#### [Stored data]
## START

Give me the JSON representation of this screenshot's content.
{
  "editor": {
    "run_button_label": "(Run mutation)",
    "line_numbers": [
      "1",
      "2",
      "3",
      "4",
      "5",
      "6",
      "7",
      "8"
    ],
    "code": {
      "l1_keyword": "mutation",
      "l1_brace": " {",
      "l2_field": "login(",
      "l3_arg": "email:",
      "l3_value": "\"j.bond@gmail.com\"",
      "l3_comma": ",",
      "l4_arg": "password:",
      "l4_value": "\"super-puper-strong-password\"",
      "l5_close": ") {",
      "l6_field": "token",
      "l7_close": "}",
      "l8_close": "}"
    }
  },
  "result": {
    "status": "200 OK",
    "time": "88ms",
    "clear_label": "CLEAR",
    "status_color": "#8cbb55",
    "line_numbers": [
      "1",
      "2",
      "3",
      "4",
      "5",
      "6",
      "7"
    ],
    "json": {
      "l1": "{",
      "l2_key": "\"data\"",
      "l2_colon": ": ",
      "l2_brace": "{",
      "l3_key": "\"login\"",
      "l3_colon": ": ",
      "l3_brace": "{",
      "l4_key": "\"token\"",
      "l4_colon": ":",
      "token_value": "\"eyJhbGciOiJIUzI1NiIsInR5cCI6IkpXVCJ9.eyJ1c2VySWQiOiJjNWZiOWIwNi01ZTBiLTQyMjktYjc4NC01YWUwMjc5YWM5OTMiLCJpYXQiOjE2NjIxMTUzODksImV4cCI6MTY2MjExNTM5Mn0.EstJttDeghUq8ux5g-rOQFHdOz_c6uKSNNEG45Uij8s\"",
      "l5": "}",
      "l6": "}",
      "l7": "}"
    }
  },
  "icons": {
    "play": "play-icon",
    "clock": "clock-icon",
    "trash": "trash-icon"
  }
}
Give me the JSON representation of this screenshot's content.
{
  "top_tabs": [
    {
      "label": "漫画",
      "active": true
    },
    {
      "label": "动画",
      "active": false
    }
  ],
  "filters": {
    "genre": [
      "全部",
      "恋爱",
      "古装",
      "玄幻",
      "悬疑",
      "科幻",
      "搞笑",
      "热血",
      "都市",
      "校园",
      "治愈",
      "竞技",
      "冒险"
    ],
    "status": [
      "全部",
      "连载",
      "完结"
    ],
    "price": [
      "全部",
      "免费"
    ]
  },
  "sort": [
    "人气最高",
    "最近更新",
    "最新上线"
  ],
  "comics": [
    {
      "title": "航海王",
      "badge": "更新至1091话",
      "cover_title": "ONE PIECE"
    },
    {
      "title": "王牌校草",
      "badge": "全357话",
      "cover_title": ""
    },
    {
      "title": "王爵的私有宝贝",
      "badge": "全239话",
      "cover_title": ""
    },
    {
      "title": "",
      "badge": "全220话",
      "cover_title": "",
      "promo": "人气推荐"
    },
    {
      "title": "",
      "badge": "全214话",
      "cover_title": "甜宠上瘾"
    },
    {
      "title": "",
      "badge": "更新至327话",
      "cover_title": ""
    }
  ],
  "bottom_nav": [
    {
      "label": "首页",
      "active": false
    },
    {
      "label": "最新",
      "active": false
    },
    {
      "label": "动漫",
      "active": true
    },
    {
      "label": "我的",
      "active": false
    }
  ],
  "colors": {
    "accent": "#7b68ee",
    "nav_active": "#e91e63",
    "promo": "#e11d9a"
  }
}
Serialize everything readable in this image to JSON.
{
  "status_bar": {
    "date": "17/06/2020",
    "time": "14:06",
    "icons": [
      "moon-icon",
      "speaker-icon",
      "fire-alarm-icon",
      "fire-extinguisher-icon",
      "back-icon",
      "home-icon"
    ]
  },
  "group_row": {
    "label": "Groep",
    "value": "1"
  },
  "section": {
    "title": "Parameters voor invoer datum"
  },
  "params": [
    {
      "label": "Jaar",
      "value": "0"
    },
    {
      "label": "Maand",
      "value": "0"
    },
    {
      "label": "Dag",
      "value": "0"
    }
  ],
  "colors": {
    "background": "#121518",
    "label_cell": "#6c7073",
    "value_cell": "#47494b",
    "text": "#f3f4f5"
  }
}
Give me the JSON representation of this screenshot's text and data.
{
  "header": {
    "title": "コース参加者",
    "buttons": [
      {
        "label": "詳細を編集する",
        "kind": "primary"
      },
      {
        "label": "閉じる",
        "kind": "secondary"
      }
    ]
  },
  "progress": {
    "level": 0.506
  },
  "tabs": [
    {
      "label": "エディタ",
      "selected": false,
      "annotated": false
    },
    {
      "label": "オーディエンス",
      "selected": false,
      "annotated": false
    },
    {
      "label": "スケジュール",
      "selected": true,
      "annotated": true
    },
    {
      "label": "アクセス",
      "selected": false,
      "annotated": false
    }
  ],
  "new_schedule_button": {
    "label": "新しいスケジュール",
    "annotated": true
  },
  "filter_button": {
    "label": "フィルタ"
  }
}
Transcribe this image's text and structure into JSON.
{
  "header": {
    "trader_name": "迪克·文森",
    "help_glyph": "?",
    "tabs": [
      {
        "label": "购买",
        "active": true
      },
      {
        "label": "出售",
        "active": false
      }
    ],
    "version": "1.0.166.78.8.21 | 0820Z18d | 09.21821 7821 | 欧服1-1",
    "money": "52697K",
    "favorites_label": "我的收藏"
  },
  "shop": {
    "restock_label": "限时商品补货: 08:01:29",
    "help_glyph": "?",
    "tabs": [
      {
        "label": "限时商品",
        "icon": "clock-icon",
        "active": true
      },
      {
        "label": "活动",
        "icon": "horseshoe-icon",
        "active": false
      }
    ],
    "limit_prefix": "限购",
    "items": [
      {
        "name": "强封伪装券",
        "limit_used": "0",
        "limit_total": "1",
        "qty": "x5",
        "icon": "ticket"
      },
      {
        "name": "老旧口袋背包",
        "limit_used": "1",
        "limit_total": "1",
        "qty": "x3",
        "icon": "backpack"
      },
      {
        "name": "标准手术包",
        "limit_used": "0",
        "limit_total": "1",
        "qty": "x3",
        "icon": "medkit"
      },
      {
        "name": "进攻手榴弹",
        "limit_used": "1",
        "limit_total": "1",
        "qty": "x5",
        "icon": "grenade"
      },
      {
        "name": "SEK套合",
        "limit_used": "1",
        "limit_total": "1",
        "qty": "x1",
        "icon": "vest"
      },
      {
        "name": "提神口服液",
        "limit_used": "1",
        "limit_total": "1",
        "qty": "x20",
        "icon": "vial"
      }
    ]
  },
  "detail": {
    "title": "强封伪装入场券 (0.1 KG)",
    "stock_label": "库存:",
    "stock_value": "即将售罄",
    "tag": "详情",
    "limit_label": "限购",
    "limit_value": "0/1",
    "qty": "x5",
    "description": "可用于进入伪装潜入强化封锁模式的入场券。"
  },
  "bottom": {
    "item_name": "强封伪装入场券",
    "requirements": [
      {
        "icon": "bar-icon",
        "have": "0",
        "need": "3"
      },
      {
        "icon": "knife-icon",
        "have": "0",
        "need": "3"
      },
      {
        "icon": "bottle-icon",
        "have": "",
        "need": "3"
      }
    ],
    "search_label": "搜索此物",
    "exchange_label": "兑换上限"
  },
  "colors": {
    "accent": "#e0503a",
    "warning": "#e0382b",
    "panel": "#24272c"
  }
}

## END

#### [EXERCISE DIRECTIONS]
Within the material above, find the lines that contain the word "true"; copy them.

#### [RESPONSE BELOW]
      "active": true
      "active": true
      "selected": true,
      "annotated": true
    "annotated": true
        "active": true
        "active": true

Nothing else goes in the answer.